Excerpted passage:
┏━━
When new features expose old bugs.

Not quite "Riffing on Raymond" but he just wrote about this, and it reminded me of a story that was related to me by the dev lead for the security team (the guys who own the LSA and authentication in Windows, not the SWI team) here at Microsoft.

Raymond recently wrote about one of the changes for 32bit applications with the /LARGEADDRESSAWARE flag set - on 64bit windows, they get access to a full 32bit address space (4G) instead of the 31.5bit address space (3G) to which they previously had access.

In a much earlier post I'd written about transferring a pointer between processes, and why you'd want to do that.  Well, it turns out that two of the Windows components that needs to do this is the LSA and SSPI components.  For those that don't know, the LSA is the component that creates the initial user token when the user logs on (and maintains the local accounts database, etc)) and SSPI is a generalized authentication package API.  So the devlead had to do essentially the same thing that the RPC team had done - ensuring that their pointers could be marshalled across processes and guaranteeing that the shared memory structures were sized appropriately.  The work was done way back in 2000, for the first release of 64bit windows (on the Itanium), and mostly forgotten (as is all code that works reliably).

Until the very end of the testing of Win2K3 SP1. I mean the VERY end of testing.  The builds were in escrow.  For those that aren't familiar with the escrow process, when a build is in escrow, it means that it's almost ready to ship - the final test suites are being run, and the only bugs that will be fixed are bugs that would literally cause us to recall the product from manufacturing.

And the security lead got a report of an SSL failure in one of our server applications running under Wow64 (32bit application on Win64).  The application would work just fine for a really long time, and all of a sudden they'd start getting SSL failures. 

Now on NT, SSL is implemented by an SSPI provider.  Running the app under the debugger showed that they were getting a STATUS_ACCESS_VIOLATION error when they were trying to copy information from a client certificate from the server process into the LSA process.     Hmm.  That error only occurs when dealing with a bad pointer.

It turns out that way back in 2000, when the 32-bit->64-bit marshalling code was originally written, 32bit applications ran the same on x64 as they did on x32 - they had access to only 2G of address space (I believe this was even before the /LARGEADDRESSAWARE flag).  Later on in the process, the decision was made to grant these applications access to the entire 4G address space (thus allowing the Win64 platform to provide benefits to 32bit applications that are address space sensitive like Microsoft Exchange and SQL Server).
┗━━
Entries shown:
┏━━
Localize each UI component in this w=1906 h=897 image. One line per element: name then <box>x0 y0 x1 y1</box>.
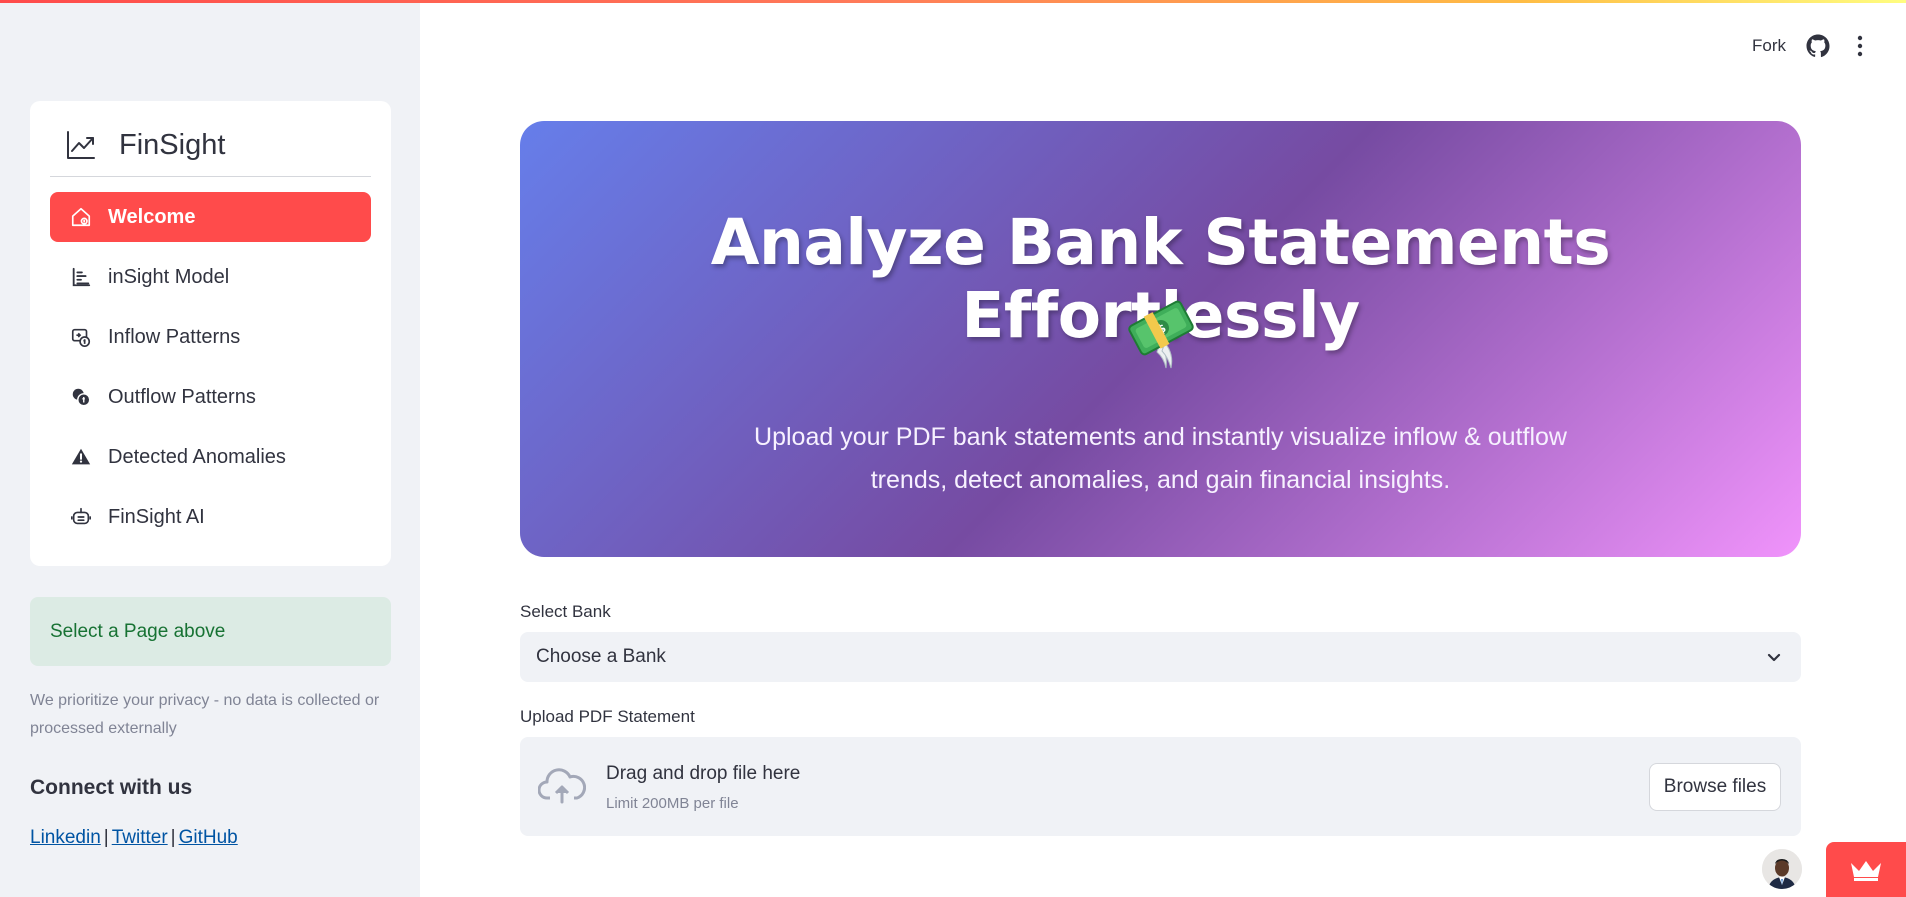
nav-item-welcome[interactable]: Welcome <box>50 192 371 242</box>
crown-icon <box>1851 860 1881 881</box>
upload-instructions: Drag and drop file here Limit 200MB per … <box>606 763 800 812</box>
top-decoration-stripe <box>0 0 1906 3</box>
connect-heading: Connect with us <box>30 776 193 799</box>
fork-button[interactable]: Fork <box>1752 36 1786 56</box>
nav-item-label: inSight Model <box>108 265 230 288</box>
bank-select[interactable]: Choose a Bank <box>520 632 1801 682</box>
file-uploader-dropzone[interactable]: Drag and drop file here Limit 200MB per … <box>520 737 1801 836</box>
header-actions: Fork <box>1752 34 1870 58</box>
coins-outflow-icon <box>68 384 94 410</box>
robot-icon <box>68 504 94 530</box>
home-icon <box>68 204 94 230</box>
sidebar: FinSight Welcome inSight Model Inflow Pa… <box>0 0 420 897</box>
brand: FinSight <box>65 123 225 167</box>
avatar[interactable] <box>1762 849 1802 889</box>
link-separator: | <box>103 827 109 848</box>
twitter-link[interactable]: Twitter <box>112 827 168 848</box>
nav-item-label: Outflow Patterns <box>108 385 256 408</box>
nav-item-finsight-ai[interactable]: FinSight AI <box>50 492 371 542</box>
github-icon[interactable] <box>1806 34 1830 58</box>
nav-item-label: Welcome <box>108 205 196 228</box>
linkedin-link[interactable]: Linkedin <box>30 827 101 848</box>
nav-item-detected-anomalies[interactable]: Detected Anomalies <box>50 432 371 482</box>
cloud-upload-icon <box>538 768 586 804</box>
info-alert-text: Select a Page above <box>50 620 226 642</box>
upload-limit-text: Limit 200MB per file <box>606 795 739 812</box>
trend-chart-icon <box>67 131 95 159</box>
nav-item-inflow-patterns[interactable]: Inflow Patterns <box>50 312 371 362</box>
money-inflow-icon <box>68 324 94 350</box>
nav-item-label: FinSight AI <box>108 505 205 528</box>
navigation-card: FinSight Welcome inSight Model Inflow Pa… <box>30 101 391 566</box>
info-alert: Select a Page above <box>30 597 391 666</box>
browse-files-button[interactable]: Browse files <box>1649 763 1781 811</box>
github-link[interactable]: GitHub <box>179 827 238 848</box>
hero-banner: Analyze Bank Statements Effortlessly $ U… <box>520 121 1801 557</box>
upload-label: Upload PDF Statement <box>520 707 695 726</box>
nav-item-label: Inflow Patterns <box>108 325 241 348</box>
bank-select-label: Select Bank <box>520 602 611 621</box>
hero-subtitle: Upload your PDF bank statements and inst… <box>754 423 1567 494</box>
chevron-down-icon <box>1767 653 1781 662</box>
warning-icon <box>68 444 94 470</box>
hero-emoji-container: $ <box>520 296 1801 370</box>
upload-drop-text: Drag and drop file here <box>606 763 801 784</box>
brand-title: FinSight <box>119 128 226 161</box>
bar-list-icon <box>68 264 94 290</box>
user-avatar-icon <box>1762 849 1802 889</box>
nav-item-label: Detected Anomalies <box>108 445 286 468</box>
bank-select-value: Choose a Bank <box>536 646 666 667</box>
brand-divider <box>50 176 371 177</box>
kebab-menu-icon[interactable] <box>1850 34 1870 58</box>
social-links: Linkedin | Twitter | GitHub <box>30 827 238 849</box>
money-with-wings-icon: $ <box>1127 300 1194 369</box>
nav-item-insight-model[interactable]: inSight Model <box>50 252 371 302</box>
streamlit-badge[interactable] <box>1826 842 1906 897</box>
link-separator: | <box>170 827 176 848</box>
nav-item-outflow-patterns[interactable]: Outflow Patterns <box>50 372 371 422</box>
privacy-note: We prioritize your privacy - no data is … <box>30 692 380 737</box>
nav-list: Welcome inSight Model Inflow Patterns Ou… <box>50 192 371 552</box>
┗━━
Direction:
Carry on the post about the SSL bug found at the end of Win2K3 SP1 testing, starting right after its last sentence.

Answer to this task:
And it turns out that the code to convert pointers from the 32bit space to the 64bit space did its conversion using LONG datatypes.  And if the high bit was enabled on the 32bit value, it was quite happily sign extended into a really big negative number on the 64bit side.  This wasn't a problem when the 32bit apps only had access to 2G of RAM, since the high bit was never enabled.  But it only showed up in very limited cases - essentially the problem could only show up when the app had used up 2G of address space (since NT tends to allocate from the bottom of the address space to the top).  And then only when it used a particular subset of the LSA or SSPI APIs .

Whoops.  One way of looking at this is that the marshalling logic wasn't /LARGEADDRESSAWARE - it had an example of same bug that prevents the /LARGEADDRESSAWARE flag from being the default. Double whoops.

So the LSA developers went around and quickly found the cases with the error and fixed them all.  And, having been burned by this once, the base team went around and took a hard look at all of their integer conversions and found a few of those as well.

And of course, we now have BVT test cases that will attempt to catch this kind of error in the future.

Comments

  • Anonymous
    June 06, 2005
    Wouldn't unit testing have exposed these errors?
  • Anonymous
    June 06, 2005
    Travis,
    Highly unlikely. Unit tests exist to test for normal functionality. And this only occurred under relatively abnormal circumstances - witness the fact that it laid dormant for 5ish years.

    It's important to note that this only happened after 2G of address space had been consumed (not necessarily memory, but address space). And that wasn't a part of our normal test suites. That's since been fixed, as far as I know.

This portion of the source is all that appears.